Dataset records:
........

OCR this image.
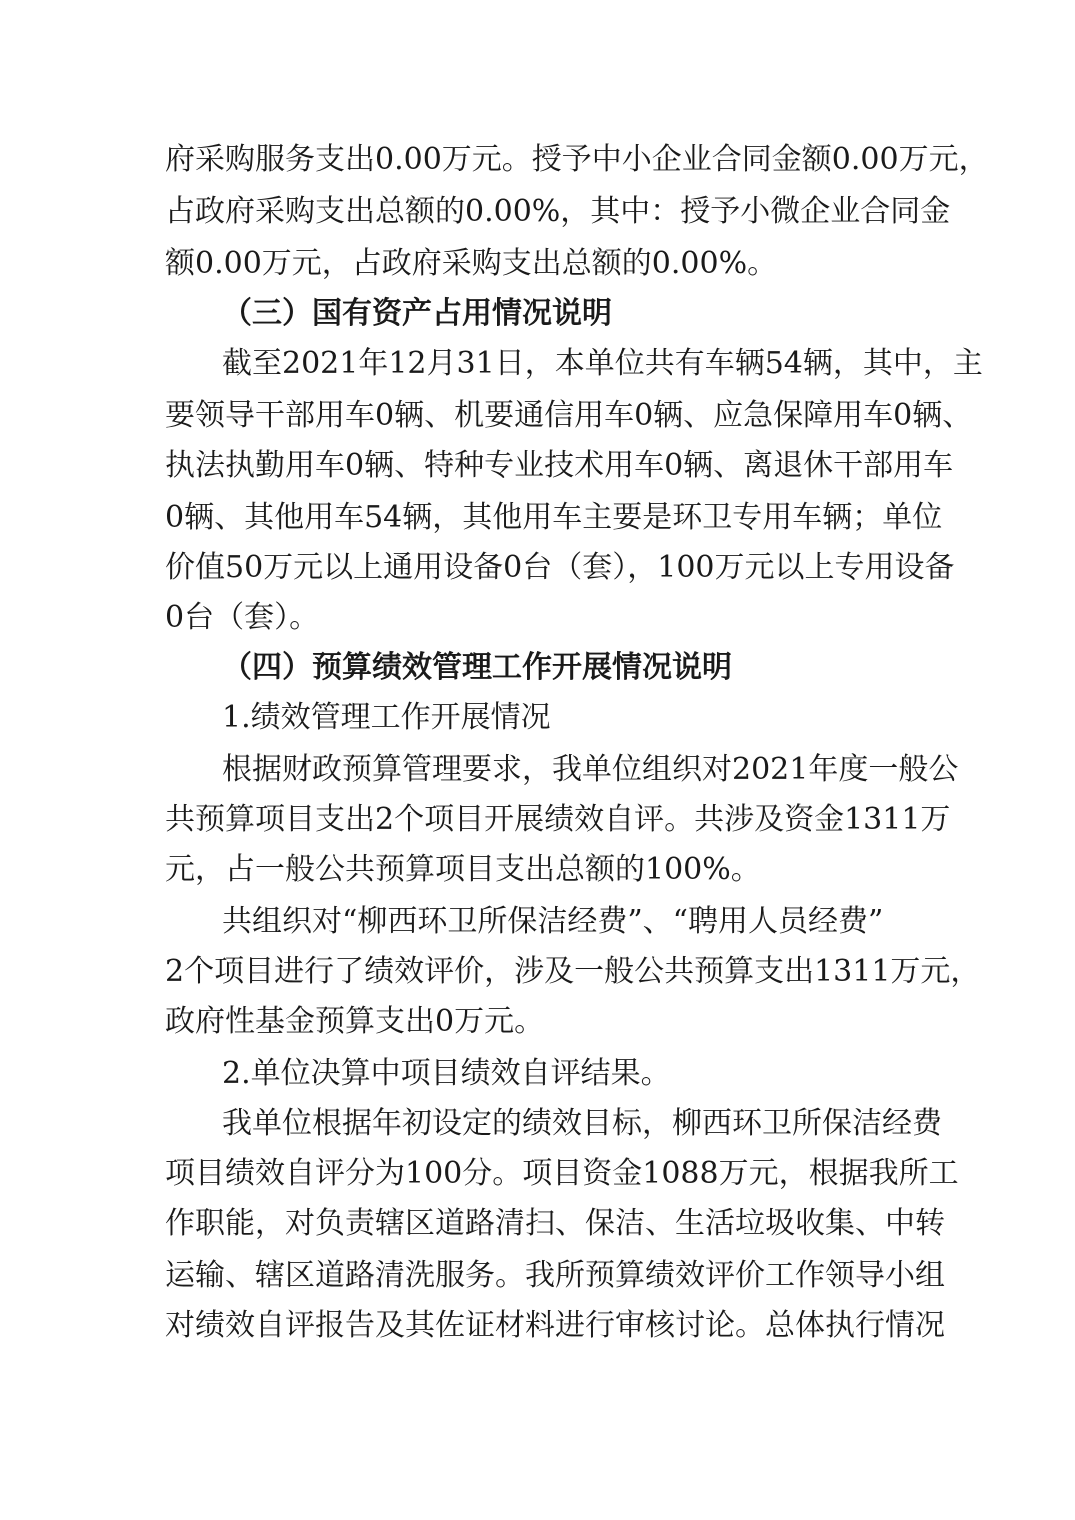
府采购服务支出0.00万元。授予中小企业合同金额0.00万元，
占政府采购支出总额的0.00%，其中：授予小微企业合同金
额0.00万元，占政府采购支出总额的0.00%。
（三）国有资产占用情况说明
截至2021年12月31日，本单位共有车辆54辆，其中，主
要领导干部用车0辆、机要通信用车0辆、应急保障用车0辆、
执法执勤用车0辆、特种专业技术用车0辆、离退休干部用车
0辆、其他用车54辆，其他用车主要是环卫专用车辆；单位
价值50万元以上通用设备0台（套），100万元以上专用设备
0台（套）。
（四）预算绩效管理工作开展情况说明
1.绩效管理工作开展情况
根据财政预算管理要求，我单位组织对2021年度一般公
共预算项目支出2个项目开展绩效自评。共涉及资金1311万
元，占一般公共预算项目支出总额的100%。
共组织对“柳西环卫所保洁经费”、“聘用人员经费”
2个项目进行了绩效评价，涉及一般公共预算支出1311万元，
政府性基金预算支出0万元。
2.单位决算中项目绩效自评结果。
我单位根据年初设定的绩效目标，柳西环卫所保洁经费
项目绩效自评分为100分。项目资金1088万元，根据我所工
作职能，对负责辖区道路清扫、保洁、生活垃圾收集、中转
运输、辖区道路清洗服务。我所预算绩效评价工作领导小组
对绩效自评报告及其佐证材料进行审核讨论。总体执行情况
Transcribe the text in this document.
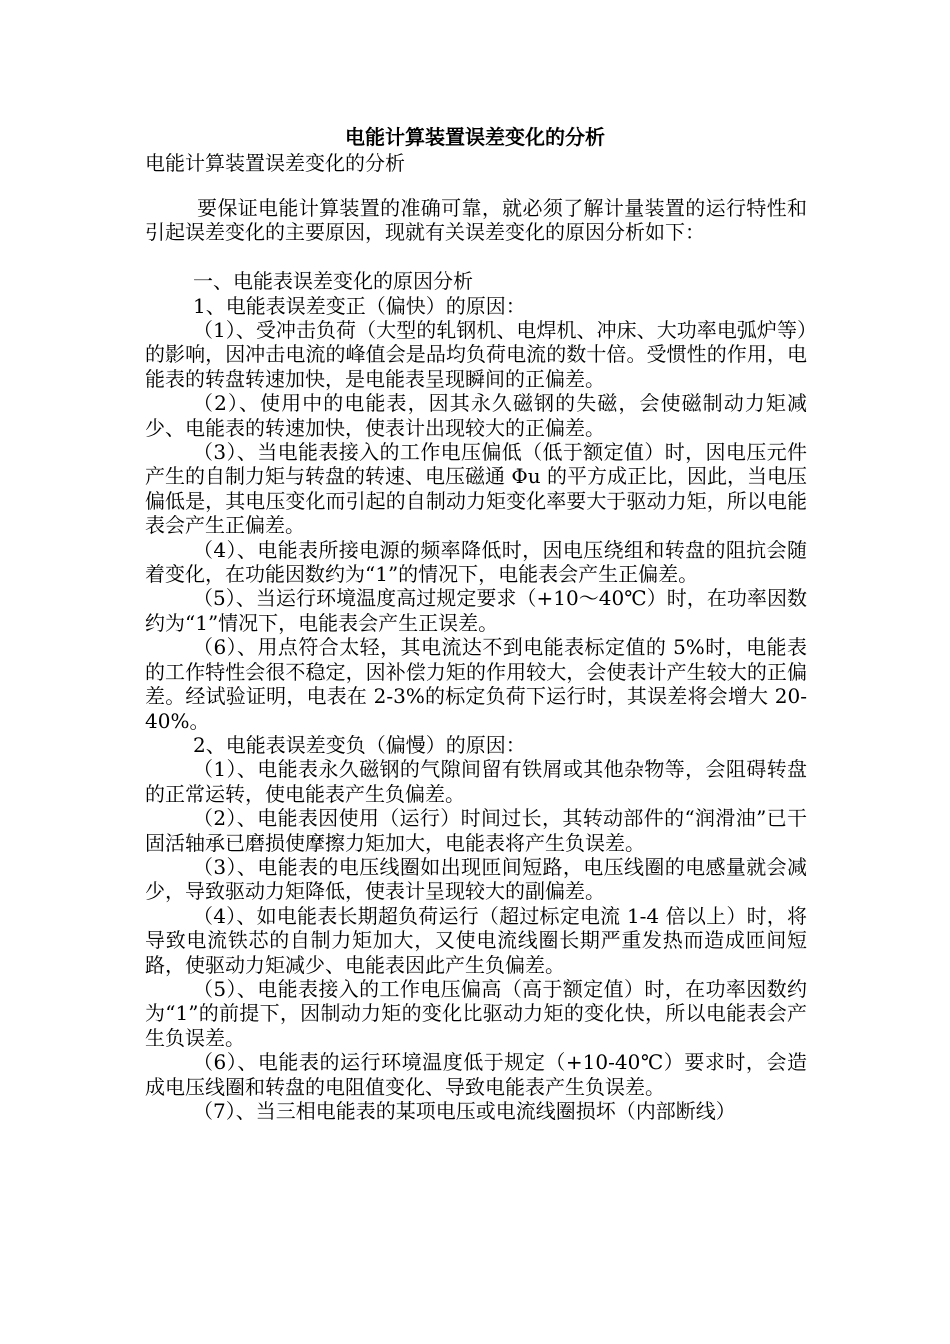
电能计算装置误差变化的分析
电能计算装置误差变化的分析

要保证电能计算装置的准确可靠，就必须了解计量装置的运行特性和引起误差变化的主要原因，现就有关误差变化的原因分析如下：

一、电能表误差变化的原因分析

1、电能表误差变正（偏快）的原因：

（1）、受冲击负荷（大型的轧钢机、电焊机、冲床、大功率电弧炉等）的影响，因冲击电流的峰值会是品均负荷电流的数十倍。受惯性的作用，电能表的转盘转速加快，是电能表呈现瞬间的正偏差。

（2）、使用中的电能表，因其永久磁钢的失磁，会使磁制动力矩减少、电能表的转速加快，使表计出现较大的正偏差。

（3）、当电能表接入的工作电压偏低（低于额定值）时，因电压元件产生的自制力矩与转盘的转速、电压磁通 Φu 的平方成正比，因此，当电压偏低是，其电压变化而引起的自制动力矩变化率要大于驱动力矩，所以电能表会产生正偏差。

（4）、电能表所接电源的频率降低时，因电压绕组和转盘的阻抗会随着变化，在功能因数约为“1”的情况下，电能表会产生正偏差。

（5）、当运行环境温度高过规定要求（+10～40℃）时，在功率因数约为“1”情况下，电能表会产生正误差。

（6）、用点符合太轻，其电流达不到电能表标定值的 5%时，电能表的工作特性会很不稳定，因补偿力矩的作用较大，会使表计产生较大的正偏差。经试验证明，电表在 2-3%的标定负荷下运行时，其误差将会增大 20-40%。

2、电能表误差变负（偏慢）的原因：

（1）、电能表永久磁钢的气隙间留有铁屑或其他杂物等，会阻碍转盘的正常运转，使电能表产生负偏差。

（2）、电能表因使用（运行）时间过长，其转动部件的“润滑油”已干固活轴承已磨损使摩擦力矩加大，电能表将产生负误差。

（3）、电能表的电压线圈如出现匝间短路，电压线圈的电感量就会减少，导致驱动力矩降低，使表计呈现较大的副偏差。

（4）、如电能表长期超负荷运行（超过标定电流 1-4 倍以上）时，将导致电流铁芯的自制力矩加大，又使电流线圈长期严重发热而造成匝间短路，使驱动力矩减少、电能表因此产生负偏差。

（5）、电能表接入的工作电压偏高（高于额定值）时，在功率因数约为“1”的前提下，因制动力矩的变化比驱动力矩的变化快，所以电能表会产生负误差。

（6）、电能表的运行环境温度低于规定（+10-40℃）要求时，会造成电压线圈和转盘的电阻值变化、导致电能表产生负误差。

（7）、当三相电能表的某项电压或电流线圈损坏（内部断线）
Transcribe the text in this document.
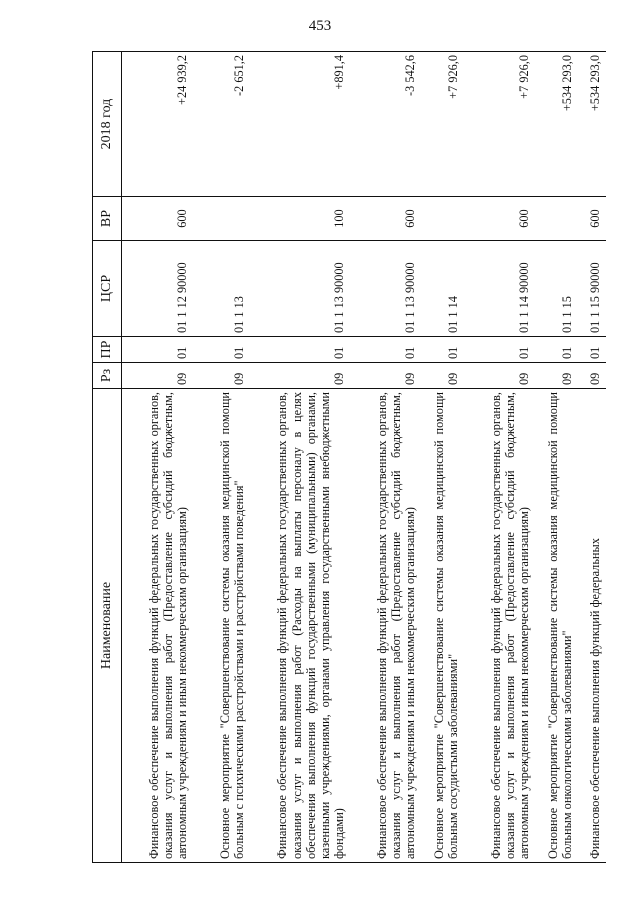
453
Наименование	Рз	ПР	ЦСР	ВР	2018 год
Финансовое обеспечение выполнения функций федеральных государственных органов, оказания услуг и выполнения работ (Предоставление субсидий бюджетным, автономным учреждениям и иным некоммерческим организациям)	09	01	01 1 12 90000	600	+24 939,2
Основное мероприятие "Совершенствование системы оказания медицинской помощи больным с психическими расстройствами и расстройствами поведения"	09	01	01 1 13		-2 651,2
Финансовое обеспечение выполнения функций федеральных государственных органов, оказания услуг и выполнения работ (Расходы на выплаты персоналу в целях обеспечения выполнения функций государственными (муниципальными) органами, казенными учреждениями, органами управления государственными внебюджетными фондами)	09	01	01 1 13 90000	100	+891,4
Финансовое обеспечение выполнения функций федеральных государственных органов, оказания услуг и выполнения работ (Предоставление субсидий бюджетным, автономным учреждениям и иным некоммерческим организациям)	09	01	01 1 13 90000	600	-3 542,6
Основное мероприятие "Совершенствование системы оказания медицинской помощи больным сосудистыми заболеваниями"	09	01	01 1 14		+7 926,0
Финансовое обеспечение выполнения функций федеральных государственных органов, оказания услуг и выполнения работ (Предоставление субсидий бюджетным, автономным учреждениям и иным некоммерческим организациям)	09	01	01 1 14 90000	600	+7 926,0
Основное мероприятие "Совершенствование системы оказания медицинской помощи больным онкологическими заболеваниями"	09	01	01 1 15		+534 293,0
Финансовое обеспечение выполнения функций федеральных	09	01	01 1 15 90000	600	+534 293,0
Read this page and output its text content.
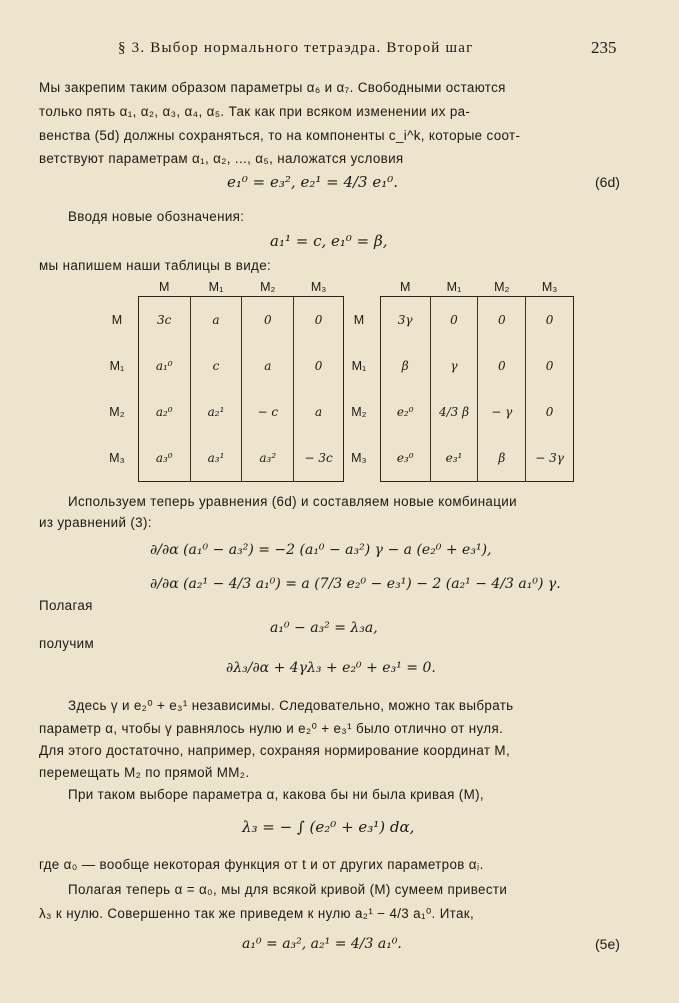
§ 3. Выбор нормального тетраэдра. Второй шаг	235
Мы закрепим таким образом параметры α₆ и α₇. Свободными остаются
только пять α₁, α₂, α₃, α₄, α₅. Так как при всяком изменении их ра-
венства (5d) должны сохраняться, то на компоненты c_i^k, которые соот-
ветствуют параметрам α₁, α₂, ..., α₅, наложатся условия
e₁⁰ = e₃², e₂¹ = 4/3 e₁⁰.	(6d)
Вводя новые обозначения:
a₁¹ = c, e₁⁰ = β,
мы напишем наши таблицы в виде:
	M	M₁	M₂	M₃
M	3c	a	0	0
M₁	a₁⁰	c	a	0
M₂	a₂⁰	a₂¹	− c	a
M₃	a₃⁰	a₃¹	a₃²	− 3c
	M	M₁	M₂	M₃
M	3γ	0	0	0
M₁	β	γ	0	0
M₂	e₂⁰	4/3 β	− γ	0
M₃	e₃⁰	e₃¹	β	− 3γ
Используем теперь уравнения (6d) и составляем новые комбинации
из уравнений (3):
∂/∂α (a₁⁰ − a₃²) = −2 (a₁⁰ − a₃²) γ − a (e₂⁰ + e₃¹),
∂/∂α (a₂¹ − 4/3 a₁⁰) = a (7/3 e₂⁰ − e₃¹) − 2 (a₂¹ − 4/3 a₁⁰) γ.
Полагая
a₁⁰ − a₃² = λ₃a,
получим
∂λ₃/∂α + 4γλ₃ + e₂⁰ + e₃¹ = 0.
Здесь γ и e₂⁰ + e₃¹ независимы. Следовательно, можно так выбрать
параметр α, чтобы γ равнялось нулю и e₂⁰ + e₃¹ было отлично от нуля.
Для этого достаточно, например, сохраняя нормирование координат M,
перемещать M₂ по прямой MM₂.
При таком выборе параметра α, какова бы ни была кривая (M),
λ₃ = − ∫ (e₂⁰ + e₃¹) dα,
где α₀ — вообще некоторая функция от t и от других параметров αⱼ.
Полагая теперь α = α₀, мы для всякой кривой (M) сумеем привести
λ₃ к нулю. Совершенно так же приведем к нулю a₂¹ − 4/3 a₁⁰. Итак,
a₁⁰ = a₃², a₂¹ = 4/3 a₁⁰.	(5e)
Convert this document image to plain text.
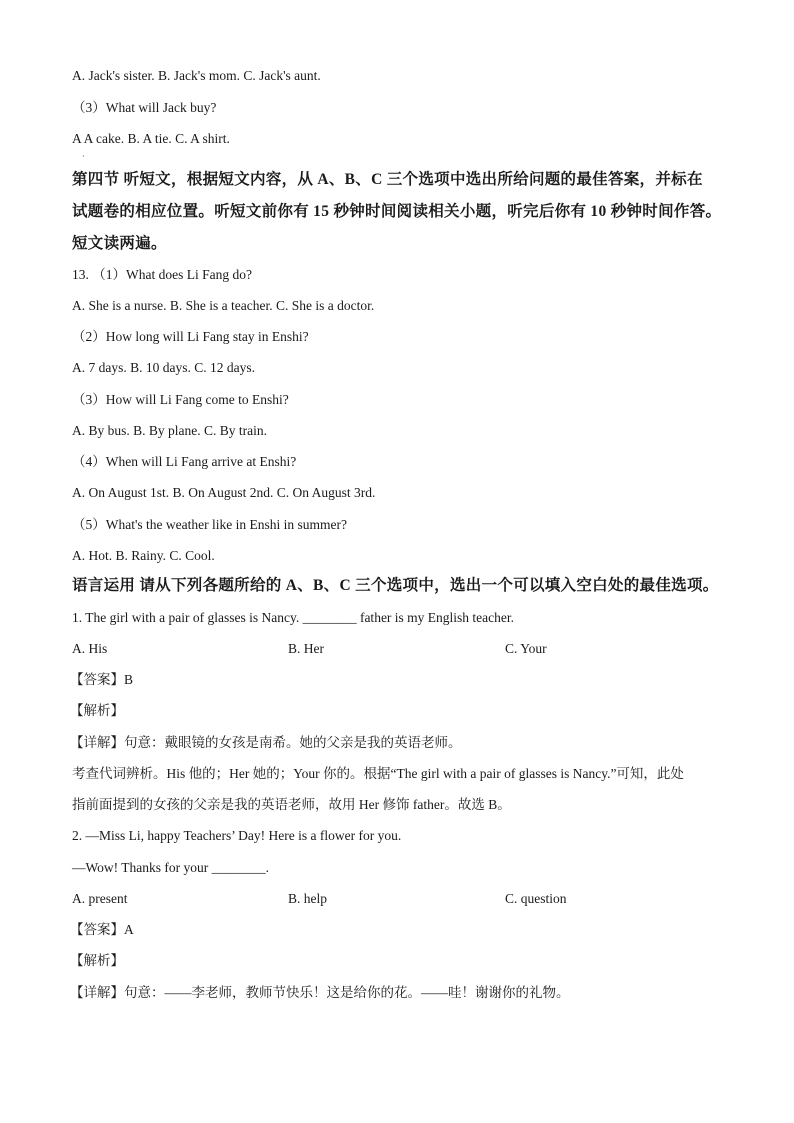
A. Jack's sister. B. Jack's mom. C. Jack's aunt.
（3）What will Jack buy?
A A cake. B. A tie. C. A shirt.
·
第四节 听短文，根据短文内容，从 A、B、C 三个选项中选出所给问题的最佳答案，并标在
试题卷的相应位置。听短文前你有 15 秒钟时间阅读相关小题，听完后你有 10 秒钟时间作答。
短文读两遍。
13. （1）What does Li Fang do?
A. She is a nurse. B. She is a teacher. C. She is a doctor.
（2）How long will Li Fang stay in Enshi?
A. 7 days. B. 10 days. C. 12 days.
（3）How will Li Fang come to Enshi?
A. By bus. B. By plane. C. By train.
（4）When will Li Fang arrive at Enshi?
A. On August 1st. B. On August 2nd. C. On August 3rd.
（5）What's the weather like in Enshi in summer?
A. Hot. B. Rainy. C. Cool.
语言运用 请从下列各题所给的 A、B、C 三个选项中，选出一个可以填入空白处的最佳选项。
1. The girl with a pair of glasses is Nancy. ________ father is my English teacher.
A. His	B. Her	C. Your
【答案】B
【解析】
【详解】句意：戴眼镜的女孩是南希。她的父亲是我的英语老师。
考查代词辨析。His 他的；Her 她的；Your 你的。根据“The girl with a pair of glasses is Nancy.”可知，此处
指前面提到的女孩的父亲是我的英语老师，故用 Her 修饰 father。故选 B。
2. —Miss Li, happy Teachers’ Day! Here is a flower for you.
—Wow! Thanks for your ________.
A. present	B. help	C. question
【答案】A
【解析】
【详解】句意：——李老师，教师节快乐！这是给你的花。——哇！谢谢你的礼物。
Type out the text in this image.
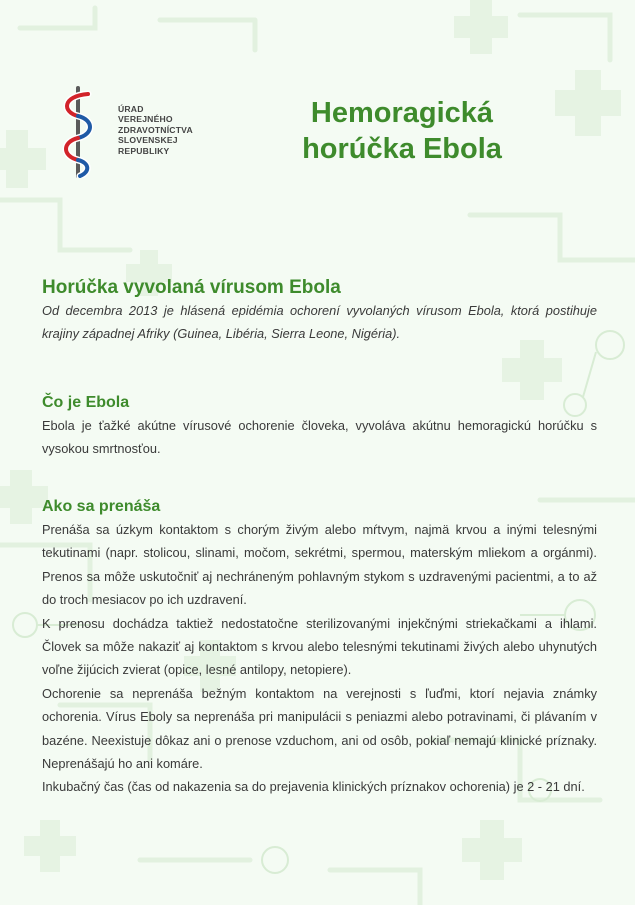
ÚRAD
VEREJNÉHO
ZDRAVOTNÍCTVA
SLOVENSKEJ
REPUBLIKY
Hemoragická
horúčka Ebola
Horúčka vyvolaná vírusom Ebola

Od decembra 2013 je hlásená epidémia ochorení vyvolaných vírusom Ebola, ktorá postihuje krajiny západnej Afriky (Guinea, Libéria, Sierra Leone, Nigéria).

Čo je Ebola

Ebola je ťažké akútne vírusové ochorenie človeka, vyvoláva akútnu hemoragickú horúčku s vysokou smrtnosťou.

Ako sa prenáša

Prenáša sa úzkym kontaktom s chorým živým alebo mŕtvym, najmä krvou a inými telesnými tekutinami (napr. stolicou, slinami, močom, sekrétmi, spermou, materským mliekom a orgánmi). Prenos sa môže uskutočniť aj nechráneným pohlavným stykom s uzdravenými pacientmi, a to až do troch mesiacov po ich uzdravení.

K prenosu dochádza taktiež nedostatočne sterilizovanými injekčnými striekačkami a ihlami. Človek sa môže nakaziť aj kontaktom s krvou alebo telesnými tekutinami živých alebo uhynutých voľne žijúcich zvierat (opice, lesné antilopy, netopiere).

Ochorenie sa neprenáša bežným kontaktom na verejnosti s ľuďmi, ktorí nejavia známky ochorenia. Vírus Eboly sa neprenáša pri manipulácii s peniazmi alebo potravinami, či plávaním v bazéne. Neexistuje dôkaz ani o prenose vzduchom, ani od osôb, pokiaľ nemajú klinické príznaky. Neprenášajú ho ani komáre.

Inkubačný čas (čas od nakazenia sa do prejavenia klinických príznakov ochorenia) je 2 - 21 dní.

........

■ **WHAT IS NEEDED**: Note every line above where the string "иным" shows up, and copy those lines.

■ **ANSWER TO THIS EXERCISE**:
Финансовое обеспечение выполнения функций федеральных государственных органов, оказания услуг и выполнения работ (Предоставление субсидий бюджетным, автономным учреждениям и иным некоммерческим организациям)	09	01	01 1 12 90000	600	+24 939,2
Финансовое обеспечение выполнения функций федеральных государственных органов, оказания услуг и выполнения работ (Предоставление субсидий бюджетным, автономным учреждениям и иным некоммерческим организациям)	09	01	01 1 13 90000	600	-3 542,6
Финансовое обеспечение выполнения функций федеральных государственных органов, оказания услуг и выполнения работ (Предоставление субсидий бюджетным, автономным учреждениям и иным некоммерческим организациям)	09	01	01 1 14 90000	600	+7 926,0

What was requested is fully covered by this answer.